■ Problem details: In the records below, find each line containing the word "method" and copy it.

■ Data shown:
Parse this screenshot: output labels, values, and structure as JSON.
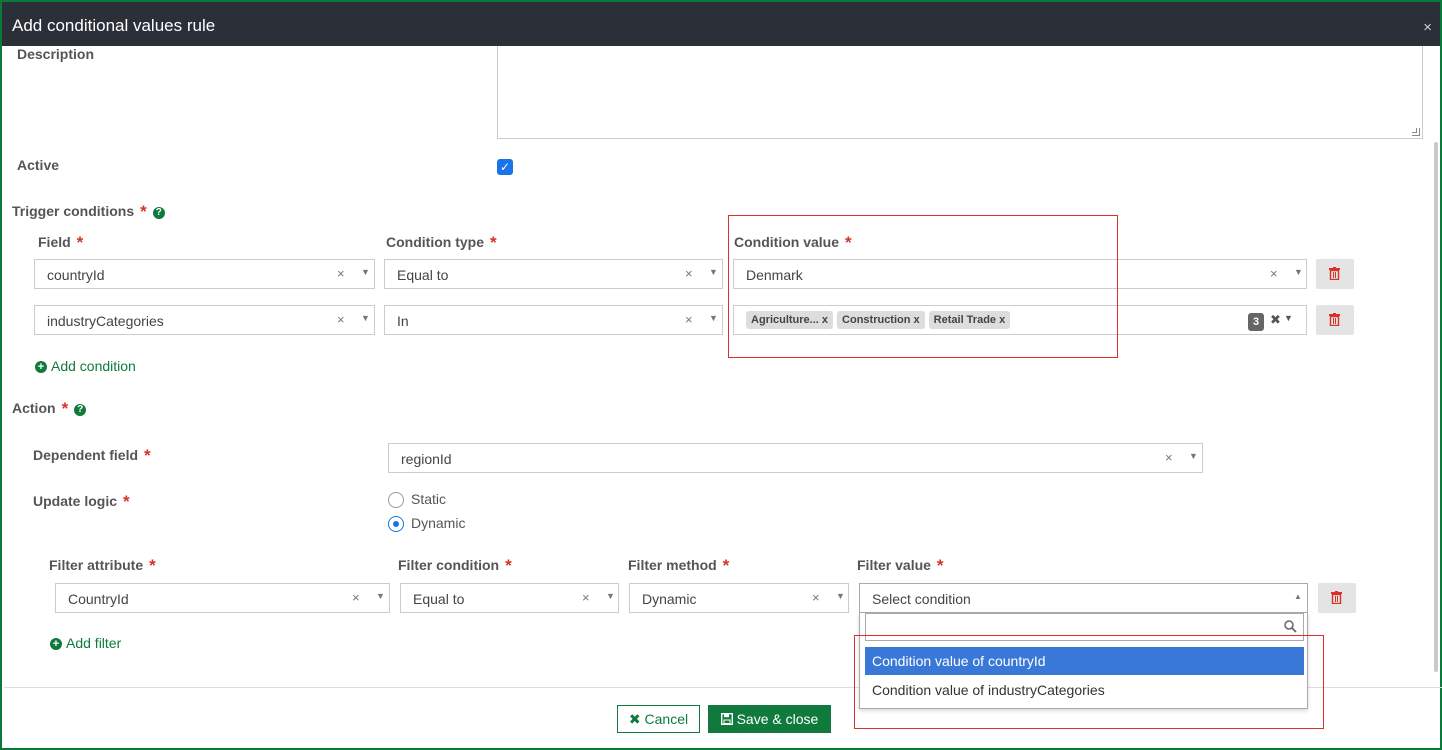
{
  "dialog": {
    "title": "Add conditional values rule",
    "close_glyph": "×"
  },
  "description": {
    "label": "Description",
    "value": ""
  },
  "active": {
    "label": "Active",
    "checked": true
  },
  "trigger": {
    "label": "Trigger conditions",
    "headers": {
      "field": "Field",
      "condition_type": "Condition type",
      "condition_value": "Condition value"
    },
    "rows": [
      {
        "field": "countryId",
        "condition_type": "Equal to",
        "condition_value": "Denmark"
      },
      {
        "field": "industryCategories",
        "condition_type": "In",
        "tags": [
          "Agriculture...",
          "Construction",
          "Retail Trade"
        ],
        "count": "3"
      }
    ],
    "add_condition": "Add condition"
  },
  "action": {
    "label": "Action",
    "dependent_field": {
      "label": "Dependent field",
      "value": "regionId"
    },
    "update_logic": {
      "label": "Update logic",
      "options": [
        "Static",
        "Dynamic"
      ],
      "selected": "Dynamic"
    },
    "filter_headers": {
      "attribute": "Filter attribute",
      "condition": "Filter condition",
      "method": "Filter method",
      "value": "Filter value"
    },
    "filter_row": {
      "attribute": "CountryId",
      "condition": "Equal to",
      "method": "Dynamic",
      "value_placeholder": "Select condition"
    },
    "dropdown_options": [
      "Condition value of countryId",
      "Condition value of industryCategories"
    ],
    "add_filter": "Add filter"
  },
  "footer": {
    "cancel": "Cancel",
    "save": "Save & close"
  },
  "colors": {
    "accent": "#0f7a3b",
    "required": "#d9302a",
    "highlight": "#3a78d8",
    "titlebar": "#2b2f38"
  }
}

■ Expected answer:
      "method": "Filter method",
      "method": "Dynamic",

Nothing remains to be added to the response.